TASK GOAL:
Copy out the lines from the one containing "svg-text:'24: '24 xyxy=(604,477,626,496)" up to and including the one containing "svg-text:2004: 2004 xyxy=(664,477,702,496)", reproducing each without any change.

Boxed element entries:
++++

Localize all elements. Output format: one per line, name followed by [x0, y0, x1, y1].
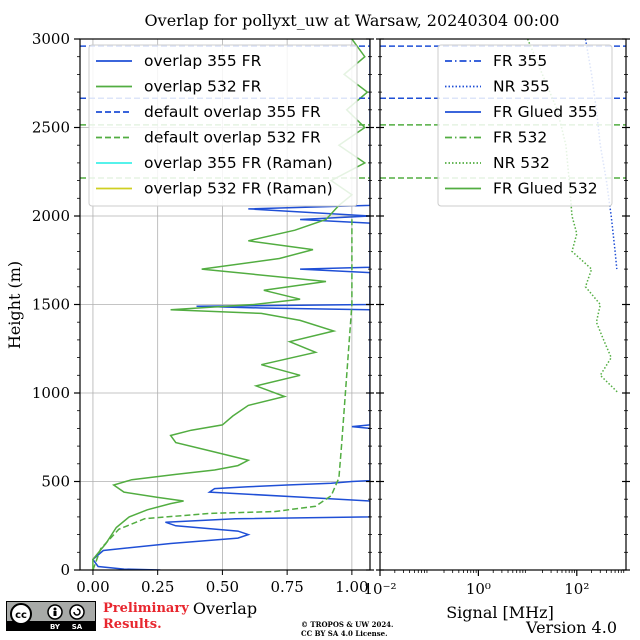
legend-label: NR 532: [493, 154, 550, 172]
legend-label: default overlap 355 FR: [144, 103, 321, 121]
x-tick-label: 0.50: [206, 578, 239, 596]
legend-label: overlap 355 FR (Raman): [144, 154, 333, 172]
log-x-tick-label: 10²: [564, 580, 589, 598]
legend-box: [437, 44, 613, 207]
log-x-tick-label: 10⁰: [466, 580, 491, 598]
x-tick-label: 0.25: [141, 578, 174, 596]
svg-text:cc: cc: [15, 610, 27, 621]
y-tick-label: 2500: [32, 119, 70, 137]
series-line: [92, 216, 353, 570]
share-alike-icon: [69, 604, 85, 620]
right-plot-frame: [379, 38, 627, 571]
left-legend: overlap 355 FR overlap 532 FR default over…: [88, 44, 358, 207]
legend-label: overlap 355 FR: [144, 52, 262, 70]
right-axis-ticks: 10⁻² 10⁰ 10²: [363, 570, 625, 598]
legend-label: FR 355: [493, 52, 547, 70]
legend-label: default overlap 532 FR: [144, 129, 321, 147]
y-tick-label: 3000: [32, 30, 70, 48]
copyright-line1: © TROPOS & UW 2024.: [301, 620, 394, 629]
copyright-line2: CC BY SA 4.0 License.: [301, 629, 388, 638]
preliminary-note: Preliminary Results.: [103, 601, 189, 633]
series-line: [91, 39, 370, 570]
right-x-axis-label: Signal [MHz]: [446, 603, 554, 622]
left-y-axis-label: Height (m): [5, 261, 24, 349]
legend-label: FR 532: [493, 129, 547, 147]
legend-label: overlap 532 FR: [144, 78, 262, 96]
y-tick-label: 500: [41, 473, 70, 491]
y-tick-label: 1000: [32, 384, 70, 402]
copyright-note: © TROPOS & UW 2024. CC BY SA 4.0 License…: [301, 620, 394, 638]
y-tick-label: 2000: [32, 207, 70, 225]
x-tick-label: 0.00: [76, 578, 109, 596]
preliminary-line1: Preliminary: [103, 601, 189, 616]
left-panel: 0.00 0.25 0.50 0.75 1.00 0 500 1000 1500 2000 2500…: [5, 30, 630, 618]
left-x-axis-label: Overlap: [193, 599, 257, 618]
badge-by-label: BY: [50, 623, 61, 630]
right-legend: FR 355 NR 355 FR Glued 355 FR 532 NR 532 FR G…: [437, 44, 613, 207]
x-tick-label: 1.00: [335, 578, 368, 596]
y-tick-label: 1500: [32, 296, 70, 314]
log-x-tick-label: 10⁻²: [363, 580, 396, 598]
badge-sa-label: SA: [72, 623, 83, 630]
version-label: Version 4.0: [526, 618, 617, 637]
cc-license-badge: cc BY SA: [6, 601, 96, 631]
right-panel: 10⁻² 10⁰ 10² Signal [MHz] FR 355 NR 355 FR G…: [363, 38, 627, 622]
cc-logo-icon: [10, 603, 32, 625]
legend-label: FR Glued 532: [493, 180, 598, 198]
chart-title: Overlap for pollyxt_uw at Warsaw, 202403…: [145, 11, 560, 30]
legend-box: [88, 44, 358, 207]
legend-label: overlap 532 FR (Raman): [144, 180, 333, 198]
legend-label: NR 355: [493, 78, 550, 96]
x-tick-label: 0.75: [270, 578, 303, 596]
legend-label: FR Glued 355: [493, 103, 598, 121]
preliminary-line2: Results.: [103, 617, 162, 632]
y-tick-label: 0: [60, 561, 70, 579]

++++

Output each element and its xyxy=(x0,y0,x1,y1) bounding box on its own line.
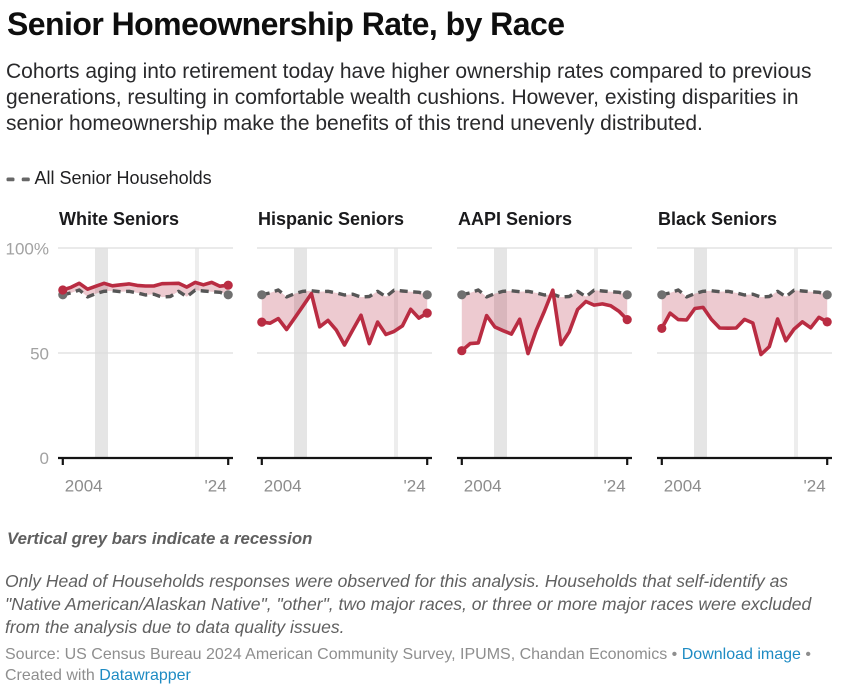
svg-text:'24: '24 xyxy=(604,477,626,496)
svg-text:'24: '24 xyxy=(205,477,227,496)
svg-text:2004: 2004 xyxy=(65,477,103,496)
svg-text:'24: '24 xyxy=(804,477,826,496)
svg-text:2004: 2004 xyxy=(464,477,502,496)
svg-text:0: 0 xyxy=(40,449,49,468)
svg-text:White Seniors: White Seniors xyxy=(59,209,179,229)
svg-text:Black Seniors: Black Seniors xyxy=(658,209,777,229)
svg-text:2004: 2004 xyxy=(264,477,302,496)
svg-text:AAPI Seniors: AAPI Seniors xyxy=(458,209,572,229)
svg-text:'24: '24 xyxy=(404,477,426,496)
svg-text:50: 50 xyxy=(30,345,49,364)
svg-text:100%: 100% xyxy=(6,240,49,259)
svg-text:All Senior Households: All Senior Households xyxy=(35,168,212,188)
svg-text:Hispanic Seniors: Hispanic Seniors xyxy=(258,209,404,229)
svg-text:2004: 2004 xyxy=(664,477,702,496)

++++

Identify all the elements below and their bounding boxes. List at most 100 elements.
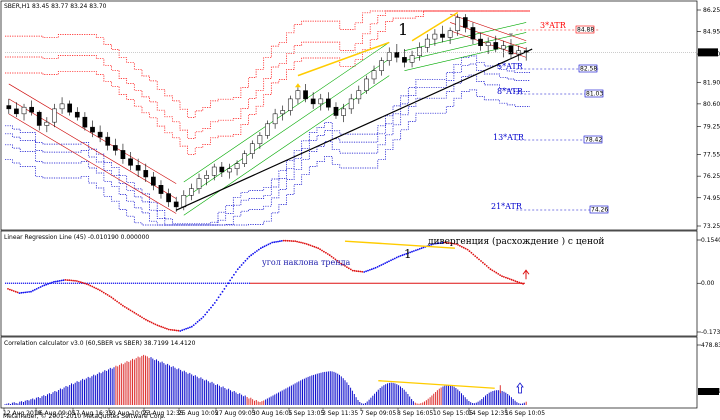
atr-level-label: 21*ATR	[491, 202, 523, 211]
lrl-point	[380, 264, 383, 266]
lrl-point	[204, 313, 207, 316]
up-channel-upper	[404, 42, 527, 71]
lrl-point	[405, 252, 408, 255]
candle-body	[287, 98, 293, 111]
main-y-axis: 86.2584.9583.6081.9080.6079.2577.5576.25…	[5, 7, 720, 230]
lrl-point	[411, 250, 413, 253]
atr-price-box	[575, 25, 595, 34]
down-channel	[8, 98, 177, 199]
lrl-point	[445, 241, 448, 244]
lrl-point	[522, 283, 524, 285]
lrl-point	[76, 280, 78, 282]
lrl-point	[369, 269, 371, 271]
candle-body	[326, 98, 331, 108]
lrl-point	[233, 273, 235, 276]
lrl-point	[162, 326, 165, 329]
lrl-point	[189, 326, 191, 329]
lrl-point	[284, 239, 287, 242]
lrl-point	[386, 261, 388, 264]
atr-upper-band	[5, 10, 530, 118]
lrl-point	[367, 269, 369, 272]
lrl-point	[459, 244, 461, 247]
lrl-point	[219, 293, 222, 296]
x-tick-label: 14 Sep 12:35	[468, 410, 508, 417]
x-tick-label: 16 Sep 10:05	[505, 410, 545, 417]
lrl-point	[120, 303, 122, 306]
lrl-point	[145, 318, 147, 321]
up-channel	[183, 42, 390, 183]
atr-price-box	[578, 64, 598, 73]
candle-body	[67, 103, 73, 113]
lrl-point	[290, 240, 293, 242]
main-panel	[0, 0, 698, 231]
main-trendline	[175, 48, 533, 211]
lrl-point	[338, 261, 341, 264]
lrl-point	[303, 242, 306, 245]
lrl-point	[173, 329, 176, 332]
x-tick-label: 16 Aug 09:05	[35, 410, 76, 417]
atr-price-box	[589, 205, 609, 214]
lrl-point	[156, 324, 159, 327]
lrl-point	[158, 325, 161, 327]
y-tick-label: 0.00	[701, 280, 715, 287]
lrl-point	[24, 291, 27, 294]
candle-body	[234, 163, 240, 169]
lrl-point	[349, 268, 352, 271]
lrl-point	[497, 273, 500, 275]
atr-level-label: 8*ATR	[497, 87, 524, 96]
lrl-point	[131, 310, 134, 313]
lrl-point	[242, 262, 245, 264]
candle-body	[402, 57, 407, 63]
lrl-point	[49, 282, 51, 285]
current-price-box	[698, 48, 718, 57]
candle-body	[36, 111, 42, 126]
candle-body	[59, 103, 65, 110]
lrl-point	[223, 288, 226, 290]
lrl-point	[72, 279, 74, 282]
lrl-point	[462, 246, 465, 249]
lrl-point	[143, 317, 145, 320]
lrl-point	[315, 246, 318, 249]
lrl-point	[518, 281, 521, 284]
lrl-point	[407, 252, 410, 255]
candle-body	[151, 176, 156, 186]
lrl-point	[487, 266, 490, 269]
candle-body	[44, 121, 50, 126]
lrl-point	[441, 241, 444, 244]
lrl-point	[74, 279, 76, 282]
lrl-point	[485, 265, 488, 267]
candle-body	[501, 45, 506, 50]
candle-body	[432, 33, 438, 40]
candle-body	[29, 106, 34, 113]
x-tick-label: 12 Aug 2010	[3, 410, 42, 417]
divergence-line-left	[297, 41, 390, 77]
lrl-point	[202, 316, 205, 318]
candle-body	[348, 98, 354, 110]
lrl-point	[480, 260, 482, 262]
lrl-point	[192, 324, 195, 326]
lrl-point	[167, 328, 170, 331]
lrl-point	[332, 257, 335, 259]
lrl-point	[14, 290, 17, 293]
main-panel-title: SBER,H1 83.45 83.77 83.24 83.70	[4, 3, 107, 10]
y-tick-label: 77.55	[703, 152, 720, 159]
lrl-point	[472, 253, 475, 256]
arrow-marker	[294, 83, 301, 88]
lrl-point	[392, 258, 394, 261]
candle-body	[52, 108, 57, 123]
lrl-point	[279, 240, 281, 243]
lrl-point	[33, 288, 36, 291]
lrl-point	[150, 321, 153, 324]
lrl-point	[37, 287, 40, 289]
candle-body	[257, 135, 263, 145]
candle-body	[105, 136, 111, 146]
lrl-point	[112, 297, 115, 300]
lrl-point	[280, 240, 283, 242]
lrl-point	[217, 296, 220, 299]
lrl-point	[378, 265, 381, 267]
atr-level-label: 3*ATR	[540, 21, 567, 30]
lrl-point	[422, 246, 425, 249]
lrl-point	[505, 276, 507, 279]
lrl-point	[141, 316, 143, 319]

++++

TASK ANSWER:
svg-text:'24: '24 xyxy=(604,477,626,496)
svg-text:'24: '24 xyxy=(205,477,227,496)
svg-text:2004: 2004 xyxy=(65,477,103,496)
svg-text:'24: '24 xyxy=(804,477,826,496)
svg-text:2004: 2004 xyxy=(464,477,502,496)
svg-text:0: 0 xyxy=(40,449,49,468)
svg-text:White Seniors: White Seniors xyxy=(59,209,179,229)
svg-text:Black Seniors: Black Seniors xyxy=(658,209,777,229)
svg-text:2004: 2004 xyxy=(264,477,302,496)
svg-text:AAPI Seniors: AAPI Seniors xyxy=(458,209,572,229)
svg-text:'24: '24 xyxy=(404,477,426,496)
svg-text:50: 50 xyxy=(30,345,49,364)
svg-text:100%: 100% xyxy=(6,240,49,259)
svg-text:All Senior Households: All Senior Households xyxy=(35,168,212,188)
svg-text:Hispanic Seniors: Hispanic Seniors xyxy=(258,209,404,229)
svg-text:2004: 2004 xyxy=(664,477,702,496)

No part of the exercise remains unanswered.